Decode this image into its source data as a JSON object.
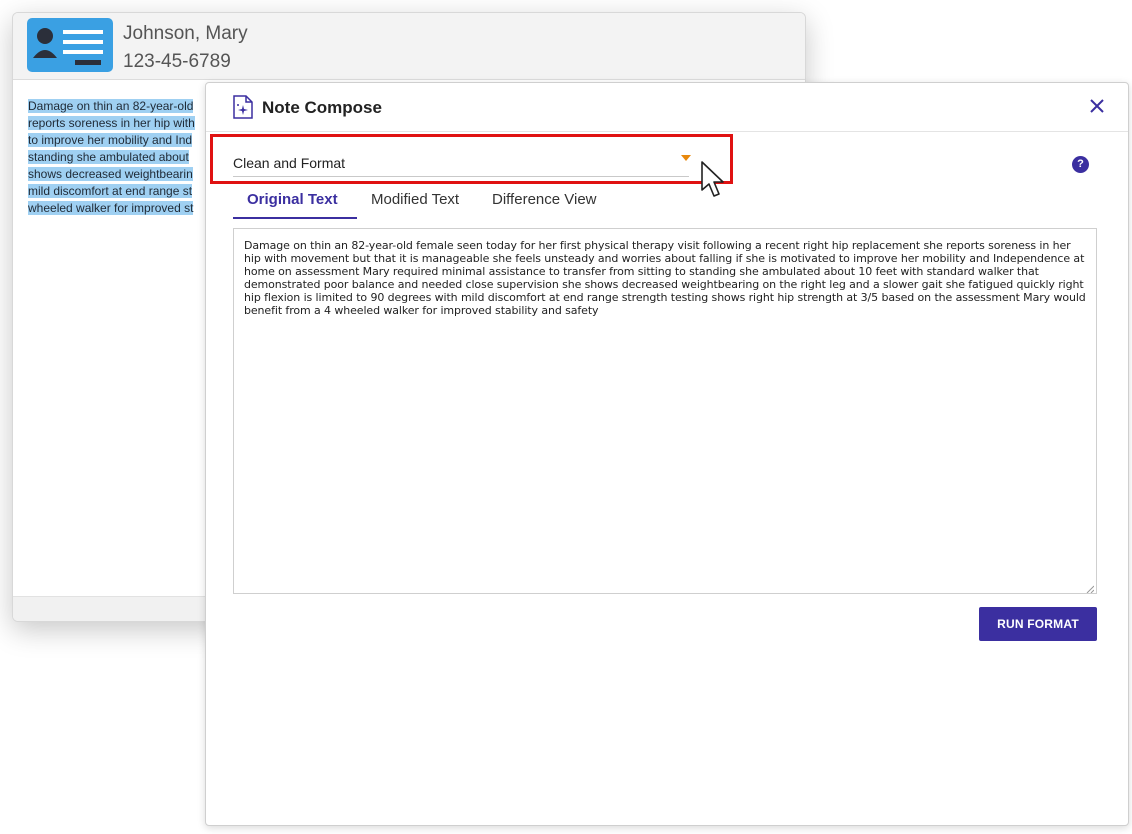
{
  "patient": {
    "name": "Johnson, Mary",
    "id": "123-45-6789",
    "note_lines": [
      "Damage on thin an 82-year-old",
      "reports soreness in her hip with",
      "to improve her mobility and Ind",
      "standing she ambulated about",
      "shows decreased weightbearin",
      "mild discomfort at end range st",
      "wheeled walker for improved st"
    ]
  },
  "dialog": {
    "title": "Note Compose",
    "mode_select": {
      "value": "Clean and Format"
    },
    "help_label": "?",
    "tabs": [
      {
        "label": "Original Text",
        "active": true
      },
      {
        "label": "Modified Text",
        "active": false
      },
      {
        "label": "Difference View",
        "active": false
      }
    ],
    "original_text": "Damage on thin an 82-year-old female seen today for her first physical therapy visit following a recent right hip replacement she reports soreness in her hip with movement but that it is manageable she feels unsteady and worries about falling if she is motivated to improve her mobility and Independence at home on assessment Mary required minimal assistance to transfer from sitting to standing she ambulated about 10 feet with standard walker that demonstrated poor balance and needed close supervision she shows decreased weightbearing on the right leg and a slower gait she fatigued quickly right hip flexion is limited to 90 degrees with mild discomfort at end range strength testing shows right hip strength at 3/5 based on the assessment Mary would benefit from a 4 wheeled walker for improved stability and safety",
    "run_button": "RUN FORMAT"
  },
  "colors": {
    "accent": "#3b2fa0",
    "caret": "#e8880c",
    "highlight_box": "#e01212",
    "selection": "#9fd0f2",
    "avatar_card": "#3aa0e3"
  },
  "icons": [
    "patient-card-icon",
    "note-compose-icon",
    "close-icon",
    "help-icon",
    "dropdown-caret-icon",
    "mouse-pointer-icon"
  ]
}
● ● ● ● ●
GIVEN PROBLEM:
Each entry should be repeated exactly as it appears; the pictures stay out.

FULL OUTPUT:
Decode this image into its source data as a JSON object.
{
  "patient": {
    "name": "Johnson, Mary",
    "id": "123-45-6789",
    "note_lines": [
      "Damage on thin an 82-year-old",
      "reports soreness in her hip with",
      "to improve her mobility and Ind",
      "standing she ambulated about",
      "shows decreased weightbearin",
      "mild discomfort at end range st",
      "wheeled walker for improved st"
    ]
  },
  "dialog": {
    "title": "Note Compose",
    "mode_select": {
      "value": "Clean and Format"
    },
    "help_label": "?",
    "tabs": [
      {
        "label": "Original Text",
        "active": true
      },
      {
        "label": "Modified Text",
        "active": false
      },
      {
        "label": "Difference View",
        "active": false
      }
    ],
    "original_text": "Damage on thin an 82-year-old female seen today for her first physical therapy visit following a recent right hip replacement she reports soreness in her hip with movement but that it is manageable she feels unsteady and worries about falling if she is motivated to improve her mobility and Independence at home on assessment Mary required minimal assistance to transfer from sitting to standing she ambulated about 10 feet with standard walker that demonstrated poor balance and needed close supervision she shows decreased weightbearing on the right leg and a slower gait she fatigued quickly right hip flexion is limited to 90 degrees with mild discomfort at end range strength testing shows right hip strength at 3/5 based on the assessment Mary would benefit from a 4 wheeled walker for improved stability and safety",
    "run_button": "RUN FORMAT"
  },
  "colors": {
    "accent": "#3b2fa0",
    "caret": "#e8880c",
    "highlight_box": "#e01212",
    "selection": "#9fd0f2",
    "avatar_card": "#3aa0e3"
  },
  "icons": [
    "patient-card-icon",
    "note-compose-icon",
    "close-icon",
    "help-icon",
    "dropdown-caret-icon",
    "mouse-pointer-icon"
  ]
}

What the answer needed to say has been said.